Your goal →
Transcribe the records in full, keeping every character as it is.

Records that describe figures →
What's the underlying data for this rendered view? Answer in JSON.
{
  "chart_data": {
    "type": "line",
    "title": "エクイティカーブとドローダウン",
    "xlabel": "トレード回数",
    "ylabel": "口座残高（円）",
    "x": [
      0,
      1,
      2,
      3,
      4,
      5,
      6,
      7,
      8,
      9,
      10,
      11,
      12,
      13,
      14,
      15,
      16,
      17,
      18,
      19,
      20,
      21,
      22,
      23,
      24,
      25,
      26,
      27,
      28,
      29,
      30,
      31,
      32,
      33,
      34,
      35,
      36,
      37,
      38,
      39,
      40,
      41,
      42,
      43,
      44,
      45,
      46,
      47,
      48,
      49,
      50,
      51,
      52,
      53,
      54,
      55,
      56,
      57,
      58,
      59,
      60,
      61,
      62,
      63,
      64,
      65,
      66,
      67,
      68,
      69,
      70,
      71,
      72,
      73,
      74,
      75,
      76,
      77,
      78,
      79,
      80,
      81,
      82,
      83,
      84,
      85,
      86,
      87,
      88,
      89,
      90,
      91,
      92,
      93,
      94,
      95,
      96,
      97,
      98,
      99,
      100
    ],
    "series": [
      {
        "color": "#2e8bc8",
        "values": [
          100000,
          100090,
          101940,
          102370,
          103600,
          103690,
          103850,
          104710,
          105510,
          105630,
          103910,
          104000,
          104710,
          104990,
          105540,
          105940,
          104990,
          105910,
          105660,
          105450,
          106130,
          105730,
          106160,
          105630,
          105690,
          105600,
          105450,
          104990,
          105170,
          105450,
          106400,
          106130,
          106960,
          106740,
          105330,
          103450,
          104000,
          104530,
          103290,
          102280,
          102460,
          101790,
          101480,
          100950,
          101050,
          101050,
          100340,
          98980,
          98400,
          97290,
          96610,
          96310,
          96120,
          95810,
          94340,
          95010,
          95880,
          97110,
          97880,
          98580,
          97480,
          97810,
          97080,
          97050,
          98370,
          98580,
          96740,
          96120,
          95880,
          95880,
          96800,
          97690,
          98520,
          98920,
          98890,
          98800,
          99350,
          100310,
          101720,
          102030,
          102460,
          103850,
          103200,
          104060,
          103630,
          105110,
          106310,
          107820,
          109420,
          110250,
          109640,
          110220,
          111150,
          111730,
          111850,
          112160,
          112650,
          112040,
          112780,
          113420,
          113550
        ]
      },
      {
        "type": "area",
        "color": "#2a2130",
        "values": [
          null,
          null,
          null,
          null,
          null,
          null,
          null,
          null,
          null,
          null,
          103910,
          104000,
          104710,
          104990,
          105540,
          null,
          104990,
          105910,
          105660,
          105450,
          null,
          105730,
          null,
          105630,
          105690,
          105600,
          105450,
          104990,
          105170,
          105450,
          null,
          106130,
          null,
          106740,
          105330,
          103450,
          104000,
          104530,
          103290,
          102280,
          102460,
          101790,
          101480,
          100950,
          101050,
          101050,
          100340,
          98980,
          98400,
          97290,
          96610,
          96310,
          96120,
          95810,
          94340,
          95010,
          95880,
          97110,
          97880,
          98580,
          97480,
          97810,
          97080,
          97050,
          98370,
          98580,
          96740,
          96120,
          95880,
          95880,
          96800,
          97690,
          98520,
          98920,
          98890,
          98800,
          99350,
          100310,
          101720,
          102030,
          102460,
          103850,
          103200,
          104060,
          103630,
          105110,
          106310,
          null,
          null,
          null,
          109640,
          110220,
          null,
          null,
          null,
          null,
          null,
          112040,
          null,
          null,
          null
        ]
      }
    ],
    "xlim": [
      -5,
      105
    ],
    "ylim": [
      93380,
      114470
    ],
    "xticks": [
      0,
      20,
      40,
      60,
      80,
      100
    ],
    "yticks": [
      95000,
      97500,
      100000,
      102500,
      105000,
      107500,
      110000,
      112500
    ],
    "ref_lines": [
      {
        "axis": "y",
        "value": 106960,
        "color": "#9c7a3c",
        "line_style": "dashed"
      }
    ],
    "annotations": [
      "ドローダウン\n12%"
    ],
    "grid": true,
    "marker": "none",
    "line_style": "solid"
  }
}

Answer to this task →
What's the underlying data for this rendered view? Answer in JSON.
{
  "chart_data": {
    "type": "line",
    "title": "エクイティカーブとドローダウン",
    "xlabel": "トレード回数",
    "ylabel": "口座残高（円）",
    "x": [
      0,
      1,
      2,
      3,
      4,
      5,
      6,
      7,
      8,
      9,
      10,
      11,
      12,
      13,
      14,
      15,
      16,
      17,
      18,
      19,
      20,
      21,
      22,
      23,
      24,
      25,
      26,
      27,
      28,
      29,
      30,
      31,
      32,
      33,
      34,
      35,
      36,
      37,
      38,
      39,
      40,
      41,
      42,
      43,
      44,
      45,
      46,
      47,
      48,
      49,
      50,
      51,
      52,
      53,
      54,
      55,
      56,
      57,
      58,
      59,
      60,
      61,
      62,
      63,
      64,
      65,
      66,
      67,
      68,
      69,
      70,
      71,
      72,
      73,
      74,
      75,
      76,
      77,
      78,
      79,
      80,
      81,
      82,
      83,
      84,
      85,
      86,
      87,
      88,
      89,
      90,
      91,
      92,
      93,
      94,
      95,
      96,
      97,
      98,
      99,
      100
    ],
    "series": [
      {
        "color": "#2e8bc8",
        "values": [
          100000,
          100090,
          101940,
          102370,
          103600,
          103690,
          103850,
          104710,
          105510,
          105630,
          103910,
          104000,
          104710,
          104990,
          105540,
          105940,
          104990,
          105910,
          105660,
          105450,
          106130,
          105730,
          106160,
          105630,
          105690,
          105600,
          105450,
          104990,
          105170,
          105450,
          106400,
          106130,
          106960,
          106740,
          105330,
          103450,
          104000,
          104530,
          103290,
          102280,
          102460,
          101790,
          101480,
          100950,
          101050,
          101050,
          100340,
          98980,
          98400,
          97290,
          96610,
          96310,
          96120,
          95810,
          94340,
          95010,
          95880,
          97110,
          97880,
          98580,
          97480,
          97810,
          97080,
          97050,
          98370,
          98580,
          96740,
          96120,
          95880,
          95880,
          96800,
          97690,
          98520,
          98920,
          98890,
          98800,
          99350,
          100310,
          101720,
          102030,
          102460,
          103850,
          103200,
          104060,
          103630,
          105110,
          106310,
          107820,
          109420,
          110250,
          109640,
          110220,
          111150,
          111730,
          111850,
          112160,
          112650,
          112040,
          112780,
          113420,
          113550
        ]
      },
      {
        "type": "area",
        "color": "#2a2130",
        "values": [
          null,
          null,
          null,
          null,
          null,
          null,
          null,
          null,
          null,
          null,
          103910,
          104000,
          104710,
          104990,
          105540,
          null,
          104990,
          105910,
          105660,
          105450,
          null,
          105730,
          null,
          105630,
          105690,
          105600,
          105450,
          104990,
          105170,
          105450,
          null,
          106130,
          null,
          106740,
          105330,
          103450,
          104000,
          104530,
          103290,
          102280,
          102460,
          101790,
          101480,
          100950,
          101050,
          101050,
          100340,
          98980,
          98400,
          97290,
          96610,
          96310,
          96120,
          95810,
          94340,
          95010,
          95880,
          97110,
          97880,
          98580,
          97480,
          97810,
          97080,
          97050,
          98370,
          98580,
          96740,
          96120,
          95880,
          95880,
          96800,
          97690,
          98520,
          98920,
          98890,
          98800,
          99350,
          100310,
          101720,
          102030,
          102460,
          103850,
          103200,
          104060,
          103630,
          105110,
          106310,
          null,
          null,
          null,
          109640,
          110220,
          null,
          null,
          null,
          null,
          null,
          112040,
          null,
          null,
          null
        ]
      }
    ],
    "xlim": [
      -5,
      105
    ],
    "ylim": [
      93380,
      114470
    ],
    "xticks": [
      0,
      20,
      40,
      60,
      80,
      100
    ],
    "yticks": [
      95000,
      97500,
      100000,
      102500,
      105000,
      107500,
      110000,
      112500
    ],
    "ref_lines": [
      {
        "axis": "y",
        "value": 106960,
        "color": "#9c7a3c",
        "line_style": "dashed"
      }
    ],
    "annotations": [
      "ドローダウン\n12%"
    ],
    "grid": true,
    "marker": "none",
    "line_style": "solid"
  }
}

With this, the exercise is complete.